*** Input records ***

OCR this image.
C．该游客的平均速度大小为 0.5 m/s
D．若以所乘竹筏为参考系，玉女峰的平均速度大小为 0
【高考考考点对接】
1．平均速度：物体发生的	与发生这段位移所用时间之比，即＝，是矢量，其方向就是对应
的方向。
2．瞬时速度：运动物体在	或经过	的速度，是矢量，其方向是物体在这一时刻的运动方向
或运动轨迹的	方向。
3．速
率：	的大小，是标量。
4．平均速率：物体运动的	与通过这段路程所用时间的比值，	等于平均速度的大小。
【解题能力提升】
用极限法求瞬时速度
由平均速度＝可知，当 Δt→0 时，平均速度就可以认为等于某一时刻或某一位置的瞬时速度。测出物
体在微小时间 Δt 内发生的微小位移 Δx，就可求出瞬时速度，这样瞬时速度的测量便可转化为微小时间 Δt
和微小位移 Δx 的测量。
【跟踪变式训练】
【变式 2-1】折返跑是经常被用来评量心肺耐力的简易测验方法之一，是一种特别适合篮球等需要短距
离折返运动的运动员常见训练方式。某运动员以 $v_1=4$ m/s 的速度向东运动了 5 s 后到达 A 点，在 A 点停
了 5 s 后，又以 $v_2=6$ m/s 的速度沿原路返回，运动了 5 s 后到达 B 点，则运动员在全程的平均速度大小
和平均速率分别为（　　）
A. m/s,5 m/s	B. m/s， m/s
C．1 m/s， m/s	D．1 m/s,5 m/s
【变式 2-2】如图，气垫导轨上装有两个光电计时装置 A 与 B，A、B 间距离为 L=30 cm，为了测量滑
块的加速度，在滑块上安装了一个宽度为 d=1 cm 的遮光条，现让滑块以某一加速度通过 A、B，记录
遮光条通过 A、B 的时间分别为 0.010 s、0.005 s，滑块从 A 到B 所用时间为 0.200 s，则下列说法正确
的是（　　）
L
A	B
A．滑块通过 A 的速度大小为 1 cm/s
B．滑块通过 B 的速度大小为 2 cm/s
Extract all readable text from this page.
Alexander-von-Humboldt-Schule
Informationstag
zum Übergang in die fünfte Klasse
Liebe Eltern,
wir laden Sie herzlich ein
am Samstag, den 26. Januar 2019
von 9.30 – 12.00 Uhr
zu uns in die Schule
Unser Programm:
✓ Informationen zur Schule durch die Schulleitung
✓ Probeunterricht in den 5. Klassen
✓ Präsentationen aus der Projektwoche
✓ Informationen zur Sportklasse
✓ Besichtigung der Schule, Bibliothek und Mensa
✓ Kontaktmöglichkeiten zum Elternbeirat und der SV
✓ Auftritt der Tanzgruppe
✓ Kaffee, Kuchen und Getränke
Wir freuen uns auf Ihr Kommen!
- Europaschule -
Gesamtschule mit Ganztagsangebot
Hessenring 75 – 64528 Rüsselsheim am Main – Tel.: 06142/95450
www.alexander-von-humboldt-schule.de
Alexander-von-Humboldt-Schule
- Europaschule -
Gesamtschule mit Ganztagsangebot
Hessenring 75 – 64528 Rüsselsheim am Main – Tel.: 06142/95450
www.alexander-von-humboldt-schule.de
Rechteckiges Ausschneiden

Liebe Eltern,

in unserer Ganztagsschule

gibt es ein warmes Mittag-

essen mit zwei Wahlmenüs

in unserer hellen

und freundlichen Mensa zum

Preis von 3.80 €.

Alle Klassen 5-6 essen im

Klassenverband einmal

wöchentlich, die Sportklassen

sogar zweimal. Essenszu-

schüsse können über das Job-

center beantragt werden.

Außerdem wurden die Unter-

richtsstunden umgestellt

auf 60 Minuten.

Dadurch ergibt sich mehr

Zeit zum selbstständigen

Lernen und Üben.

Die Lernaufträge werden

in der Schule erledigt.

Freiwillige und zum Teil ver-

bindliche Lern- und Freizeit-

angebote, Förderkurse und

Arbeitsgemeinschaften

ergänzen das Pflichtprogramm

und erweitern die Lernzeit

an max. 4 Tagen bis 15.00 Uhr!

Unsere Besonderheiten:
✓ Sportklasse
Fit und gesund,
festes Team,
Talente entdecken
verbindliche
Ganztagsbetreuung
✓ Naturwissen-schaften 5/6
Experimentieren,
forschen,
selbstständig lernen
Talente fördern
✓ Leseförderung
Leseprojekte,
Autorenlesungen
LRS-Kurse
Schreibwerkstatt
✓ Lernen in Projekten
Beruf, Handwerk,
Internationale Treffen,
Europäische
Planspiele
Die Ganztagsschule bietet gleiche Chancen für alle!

***

Direction =>
Quote the data in full, keeping each word unchanged.

In response =>
OCR this image.
C．该游客的平均速度大小为 0.5 m/s
D．若以所乘竹筏为参考系，玉女峰的平均速度大小为 0
【高考考考点对接】
1．平均速度：物体发生的	与发生这段位移所用时间之比，即＝，是矢量，其方向就是对应
的方向。
2．瞬时速度：运动物体在	或经过	的速度，是矢量，其方向是物体在这一时刻的运动方向
或运动轨迹的	方向。
3．速
率：	的大小，是标量。
4．平均速率：物体运动的	与通过这段路程所用时间的比值，	等于平均速度的大小。
【解题能力提升】
用极限法求瞬时速度
由平均速度＝可知，当 Δt→0 时，平均速度就可以认为等于某一时刻或某一位置的瞬时速度。测出物
体在微小时间 Δt 内发生的微小位移 Δx，就可求出瞬时速度，这样瞬时速度的测量便可转化为微小时间 Δt
和微小位移 Δx 的测量。
【跟踪变式训练】
【变式 2-1】折返跑是经常被用来评量心肺耐力的简易测验方法之一，是一种特别适合篮球等需要短距
离折返运动的运动员常见训练方式。某运动员以 $v_1=4$ m/s 的速度向东运动了 5 s 后到达 A 点，在 A 点停
了 5 s 后，又以 $v_2=6$ m/s 的速度沿原路返回，运动了 5 s 后到达 B 点，则运动员在全程的平均速度大小
和平均速率分别为（　　）
A. m/s,5 m/s	B. m/s， m/s
C．1 m/s， m/s	D．1 m/s,5 m/s
【变式 2-2】如图，气垫导轨上装有两个光电计时装置 A 与 B，A、B 间距离为 L=30 cm，为了测量滑
块的加速度，在滑块上安装了一个宽度为 d=1 cm 的遮光条，现让滑块以某一加速度通过 A、B，记录
遮光条通过 A、B 的时间分别为 0.010 s、0.005 s，滑块从 A 到B 所用时间为 0.200 s，则下列说法正确
的是（　　）
L
A	B
A．滑块通过 A 的速度大小为 1 cm/s
B．滑块通过 B 的速度大小为 2 cm/s
Extract all readable text from this page.
Alexander-von-Humboldt-Schule
Informationstag
zum Übergang in die fünfte Klasse
Liebe Eltern,
wir laden Sie herzlich ein
am Samstag, den 26. Januar 2019
von 9.30 – 12.00 Uhr
zu uns in die Schule
Unser Programm:
✓ Informationen zur Schule durch die Schulleitung
✓ Probeunterricht in den 5. Klassen
✓ Präsentationen aus der Projektwoche
✓ Informationen zur Sportklasse
✓ Besichtigung der Schule, Bibliothek und Mensa
✓ Kontaktmöglichkeiten zum Elternbeirat und der SV
✓ Auftritt der Tanzgruppe
✓ Kaffee, Kuchen und Getränke
Wir freuen uns auf Ihr Kommen!
- Europaschule -
Gesamtschule mit Ganztagsangebot
Hessenring 75 – 64528 Rüsselsheim am Main – Tel.: 06142/95450
www.alexander-von-humboldt-schule.de
Alexander-von-Humboldt-Schule
- Europaschule -
Gesamtschule mit Ganztagsangebot
Hessenring 75 – 64528 Rüsselsheim am Main – Tel.: 06142/95450
www.alexander-von-humboldt-schule.de
Rechteckiges Ausschneiden

Liebe Eltern,

in unserer Ganztagsschule

gibt es ein warmes Mittag-

essen mit zwei Wahlmenüs

in unserer hellen

und freundlichen Mensa zum

Preis von 3.80 €.

Alle Klassen 5-6 essen im

Klassenverband einmal

wöchentlich, die Sportklassen

sogar zweimal. Essenszu-

schüsse können über das Job-

center beantragt werden.

Außerdem wurden die Unter-

richtsstunden umgestellt

auf 60 Minuten.

Dadurch ergibt sich mehr

Zeit zum selbstständigen

Lernen und Üben.

Die Lernaufträge werden

in der Schule erledigt.

Freiwillige und zum Teil ver-

bindliche Lern- und Freizeit-

angebote, Förderkurse und

Arbeitsgemeinschaften

ergänzen das Pflichtprogramm

und erweitern die Lernzeit

an max. 4 Tagen bis 15.00 Uhr!

Unsere Besonderheiten:
✓ Sportklasse
Fit und gesund,
festes Team,
Talente entdecken
verbindliche
Ganztagsbetreuung
✓ Naturwissen-schaften 5/6
Experimentieren,
forschen,
selbstständig lernen
Talente fördern
✓ Leseförderung
Leseprojekte,
Autorenlesungen
LRS-Kurse
Schreibwerkstatt
✓ Lernen in Projekten
Beruf, Handwerk,
Internationale Treffen,
Europäische
Planspiele
Die Ganztagsschule bietet gleiche Chancen für alle!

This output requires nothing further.